-- Listing start --

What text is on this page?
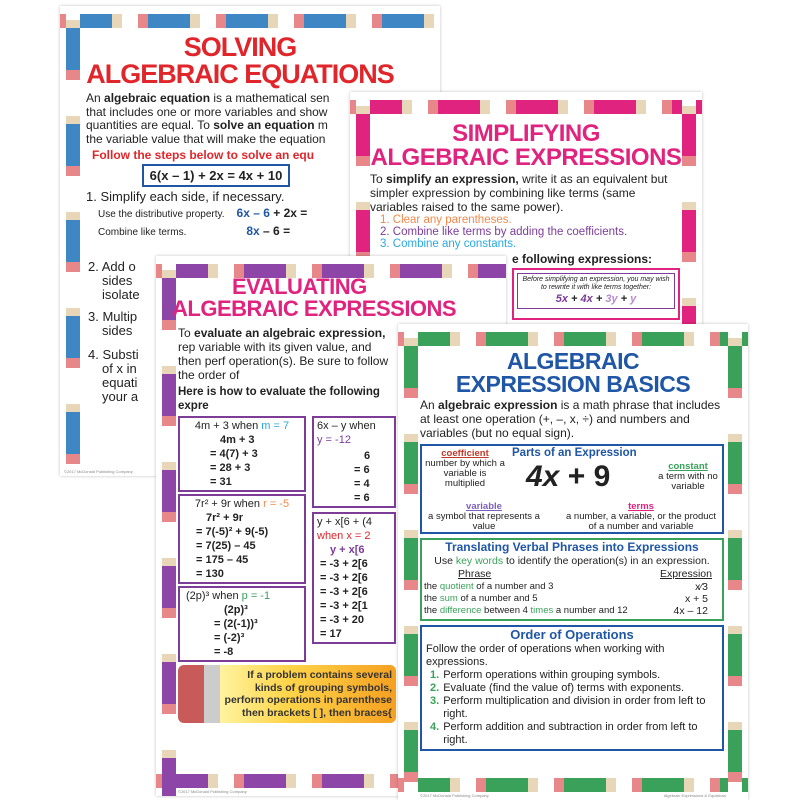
SOLVING
ALGEBRAIC EQUATIONS
An algebraic equation is a mathematical sen that includes one or more variables and show quantities are equal. To solve an equation m the variable value that will make the equation
Follow the steps below to solve an equ
6(x – 1) + 2x = 4x + 10
1. Simplify each side, if necessary.
Use the distributive property. 6x – 6 + 2x =
Combine like terms.	8x – 6 =
2. Add o
sides
isolate
3. Multip
sides
4. Substi
of x in
equati
your a
©2017 McDonald Publishing Company
SIMPLIFYING
ALGEBRAIC EXPRESSIONS
To simplify an expression, write it as an equivalent but simpler expression by combining like terms (same variables raised to the same power).
1. Clear any parentheses.
2. Combine like terms by adding the coefficients.
3. Combine any constants.
e following expressions:
Before simplifying an expression, you may wish to rewrite it with like terms together:
5x + 4x + 3y + y
EVALUATING
ALGEBRAIC EXPRESSIONS
To evaluate an algebraic expression, rep variable with its given value, and then perf operation(s). Be sure to follow the order of
Here is how to evaluate the following expre
4m + 3 when m = 7
4m + 3
= 4(7) + 3
= 28 + 3
= 31
7r² + 9r when r = -5
7r² + 9r
= 7(-5)² + 9(-5)
= 7(25) – 45
= 175 – 45
= 130
(2p)³ when p = -1
(2p)³
= (2(-1))³
= (-2)³
= -8
6x – y when
y = -12
6
= 6
= 4
= 6
y + x[6 + (4
when x = 2
y + x[6
= -3 + 2[6
= -3 + 2[6
= -3 + 2[6
= -3 + 2[1
= -3 + 20
= 17
If a problem contains several
kinds of grouping symbols,
perform operations in parenthese
then brackets [ ], then braces{
©2017 McDonald Publishing Company
ALGEBRAIC
EXPRESSION BASICS
An algebraic expression is a math phrase that includes at least one operation (+, –, x, ÷) and numbers and variables (but no equal sign).
Parts of an Expression
coefficient
number by which a variable is multiplied
constant
a term with no variable
4x + 9
variable
a symbol that represents a value
terms
a number, a variable, or the product of a number and variable
Translating Verbal Phrases into Expressions
Use key words to identify the operation(s) in an expression.
Phrase	Expression
the quotient of a number and 3	x⁄3
the sum of a number and 5	x + 5
the difference between 4 times a number and 12	4x – 12
Order of Operations
Follow the order of operations when working with expressions.
1. Perform operations within grouping symbols.
2. Evaluate (find the value of) terms with exponents.
3. Perform multiplication and division in order from left to right.
4. Perform addition and subtraction in order from left to right.
©2017 McDonald Publishing Company	Algebraic Expressions & Equations
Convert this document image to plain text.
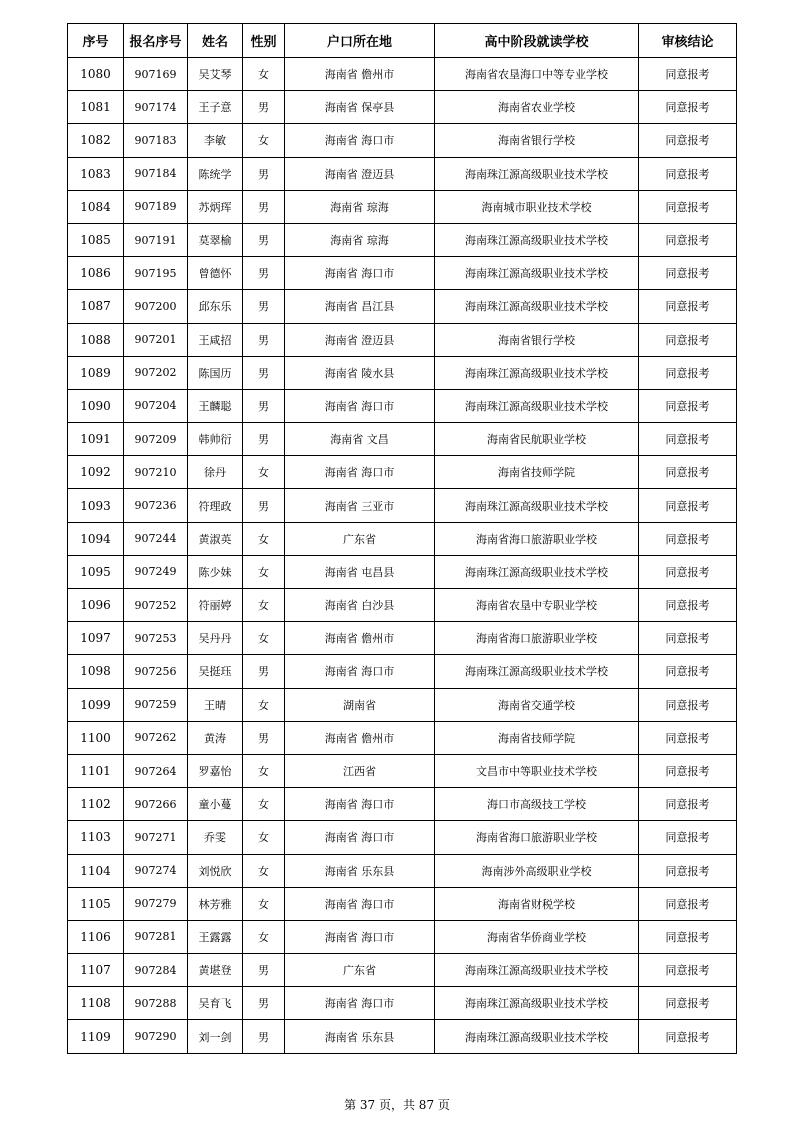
序号	报名序号	姓名	性别	户口所在地	高中阶段就读学校	审核结论
1080	907169	吴艾琴	女	海南省 儋州市	海南省农垦海口中等专业学校	同意报考
1081	907174	王子意	男	海南省 保亭县	海南省农业学校	同意报考
1082	907183	李敏	女	海南省 海口市	海南省银行学校	同意报考
1083	907184	陈统学	男	海南省 澄迈县	海南珠江源高级职业技术学校	同意报考
1084	907189	苏炳珲	男	海南省 琼海	海南城市职业技术学校	同意报考
1085	907191	莫翠榆	男	海南省 琼海	海南珠江源高级职业技术学校	同意报考
1086	907195	曾德怀	男	海南省 海口市	海南珠江源高级职业技术学校	同意报考
1087	907200	邱东乐	男	海南省 昌江县	海南珠江源高级职业技术学校	同意报考
1088	907201	王咸招	男	海南省 澄迈县	海南省银行学校	同意报考
1089	907202	陈国历	男	海南省 陵水县	海南珠江源高级职业技术学校	同意报考
1090	907204	王麟聪	男	海南省 海口市	海南珠江源高级职业技术学校	同意报考
1091	907209	韩帅衍	男	海南省 文昌	海南省民航职业学校	同意报考
1092	907210	徐丹	女	海南省 海口市	海南省技师学院	同意报考
1093	907236	符理政	男	海南省 三亚市	海南珠江源高级职业技术学校	同意报考
1094	907244	黄淑英	女	广东省	海南省海口旅游职业学校	同意报考
1095	907249	陈少妹	女	海南省 屯昌县	海南珠江源高级职业技术学校	同意报考
1096	907252	符丽婷	女	海南省 白沙县	海南省农垦中专职业学校	同意报考
1097	907253	吴丹丹	女	海南省 儋州市	海南省海口旅游职业学校	同意报考
1098	907256	吴挺珏	男	海南省 海口市	海南珠江源高级职业技术学校	同意报考
1099	907259	王晴	女	湖南省	海南省交通学校	同意报考
1100	907262	黄涛	男	海南省 儋州市	海南省技师学院	同意报考
1101	907264	罗嘉怡	女	江西省	文昌市中等职业技术学校	同意报考
1102	907266	童小蔓	女	海南省 海口市	海口市高级技工学校	同意报考
1103	907271	乔雯	女	海南省 海口市	海南省海口旅游职业学校	同意报考
1104	907274	刘悦欣	女	海南省 乐东县	海南涉外高级职业学校	同意报考
1105	907279	林芳雅	女	海南省 海口市	海南省财税学校	同意报考
1106	907281	王露露	女	海南省 海口市	海南省华侨商业学校	同意报考
1107	907284	黄堪登	男	广东省	海南珠江源高级职业技术学校	同意报考
1108	907288	吴育飞	男	海南省 海口市	海南珠江源高级职业技术学校	同意报考
1109	907290	刘一剑	男	海南省 乐东县	海南珠江源高级职业技术学校	同意报考
第 37 页，共 87 页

-- Listing end --

Short task>
Without the images, write out each line of the data verbatim.

Solution>
What text is on this page?
SOLVING
ALGEBRAIC EQUATIONS
An algebraic equation is a mathematical sen that includes one or more variables and show quantities are equal. To solve an equation m the variable value that will make the equation
Follow the steps below to solve an equ
6(x – 1) + 2x = 4x + 10
1. Simplify each side, if necessary.
Use the distributive property. 6x – 6 + 2x =
Combine like terms.	8x – 6 =
2. Add o
sides
isolate
3. Multip
sides
4. Substi
of x in
equati
your a
©2017 McDonald Publishing Company
SIMPLIFYING
ALGEBRAIC EXPRESSIONS
To simplify an expression, write it as an equivalent but simpler expression by combining like terms (same variables raised to the same power).
1. Clear any parentheses.
2. Combine like terms by adding the coefficients.
3. Combine any constants.
e following expressions:
Before simplifying an expression, you may wish to rewrite it with like terms together:
5x + 4x + 3y + y
EVALUATING
ALGEBRAIC EXPRESSIONS
To evaluate an algebraic expression, rep variable with its given value, and then perf operation(s). Be sure to follow the order of
Here is how to evaluate the following expre
4m + 3 when m = 7
4m + 3
= 4(7) + 3
= 28 + 3
= 31
7r² + 9r when r = -5
7r² + 9r
= 7(-5)² + 9(-5)
= 7(25) – 45
= 175 – 45
= 130
(2p)³ when p = -1
(2p)³
= (2(-1))³
= (-2)³
= -8
6x – y when
y = -12
6
= 6
= 4
= 6
y + x[6 + (4
when x = 2
y + x[6
= -3 + 2[6
= -3 + 2[6
= -3 + 2[6
= -3 + 2[1
= -3 + 20
= 17
If a problem contains several
kinds of grouping symbols,
perform operations in parenthese
then brackets [ ], then braces{
©2017 McDonald Publishing Company
ALGEBRAIC
EXPRESSION BASICS
An algebraic expression is a math phrase that includes at least one operation (+, –, x, ÷) and numbers and variables (but no equal sign).
Parts of an Expression
coefficient
number by which a variable is multiplied
constant
a term with no variable
4x + 9
variable
a symbol that represents a value
terms
a number, a variable, or the product of a number and variable
Translating Verbal Phrases into Expressions
Use key words to identify the operation(s) in an expression.
Phrase	Expression
the quotient of a number and 3	x⁄3
the sum of a number and 5	x + 5
the difference between 4 times a number and 12	4x – 12
Order of Operations
Follow the order of operations when working with expressions.
1. Perform operations within grouping symbols.
2. Evaluate (find the value of) terms with exponents.
3. Perform multiplication and division in order from left to right.
4. Perform addition and subtraction in order from left to right.
©2017 McDonald Publishing Company	Algebraic Expressions & Equations
Convert this document image to plain text.
序号	报名序号	姓名	性别	户口所在地	高中阶段就读学校	审核结论
1080	907169	吴艾琴	女	海南省 儋州市	海南省农垦海口中等专业学校	同意报考
1081	907174	王子意	男	海南省 保亭县	海南省农业学校	同意报考
1082	907183	李敏	女	海南省 海口市	海南省银行学校	同意报考
1083	907184	陈统学	男	海南省 澄迈县	海南珠江源高级职业技术学校	同意报考
1084	907189	苏炳珲	男	海南省 琼海	海南城市职业技术学校	同意报考
1085	907191	莫翠榆	男	海南省 琼海	海南珠江源高级职业技术学校	同意报考
1086	907195	曾德怀	男	海南省 海口市	海南珠江源高级职业技术学校	同意报考
1087	907200	邱东乐	男	海南省 昌江县	海南珠江源高级职业技术学校	同意报考
1088	907201	王咸招	男	海南省 澄迈县	海南省银行学校	同意报考
1089	907202	陈国历	男	海南省 陵水县	海南珠江源高级职业技术学校	同意报考
1090	907204	王麟聪	男	海南省 海口市	海南珠江源高级职业技术学校	同意报考
1091	907209	韩帅衍	男	海南省 文昌	海南省民航职业学校	同意报考
1092	907210	徐丹	女	海南省 海口市	海南省技师学院	同意报考
1093	907236	符理政	男	海南省 三亚市	海南珠江源高级职业技术学校	同意报考
1094	907244	黄淑英	女	广东省	海南省海口旅游职业学校	同意报考
1095	907249	陈少妹	女	海南省 屯昌县	海南珠江源高级职业技术学校	同意报考
1096	907252	符丽婷	女	海南省 白沙县	海南省农垦中专职业学校	同意报考
1097	907253	吴丹丹	女	海南省 儋州市	海南省海口旅游职业学校	同意报考
1098	907256	吴挺珏	男	海南省 海口市	海南珠江源高级职业技术学校	同意报考
1099	907259	王晴	女	湖南省	海南省交通学校	同意报考
1100	907262	黄涛	男	海南省 儋州市	海南省技师学院	同意报考
1101	907264	罗嘉怡	女	江西省	文昌市中等职业技术学校	同意报考
1102	907266	童小蔓	女	海南省 海口市	海口市高级技工学校	同意报考
1103	907271	乔雯	女	海南省 海口市	海南省海口旅游职业学校	同意报考
1104	907274	刘悦欣	女	海南省 乐东县	海南涉外高级职业学校	同意报考
1105	907279	林芳雅	女	海南省 海口市	海南省财税学校	同意报考
1106	907281	王露露	女	海南省 海口市	海南省华侨商业学校	同意报考
1107	907284	黄堪登	男	广东省	海南珠江源高级职业技术学校	同意报考
1108	907288	吴育飞	男	海南省 海口市	海南珠江源高级职业技术学校	同意报考
1109	907290	刘一剑	男	海南省 乐东县	海南珠江源高级职业技术学校	同意报考
第 37 页，共 87 页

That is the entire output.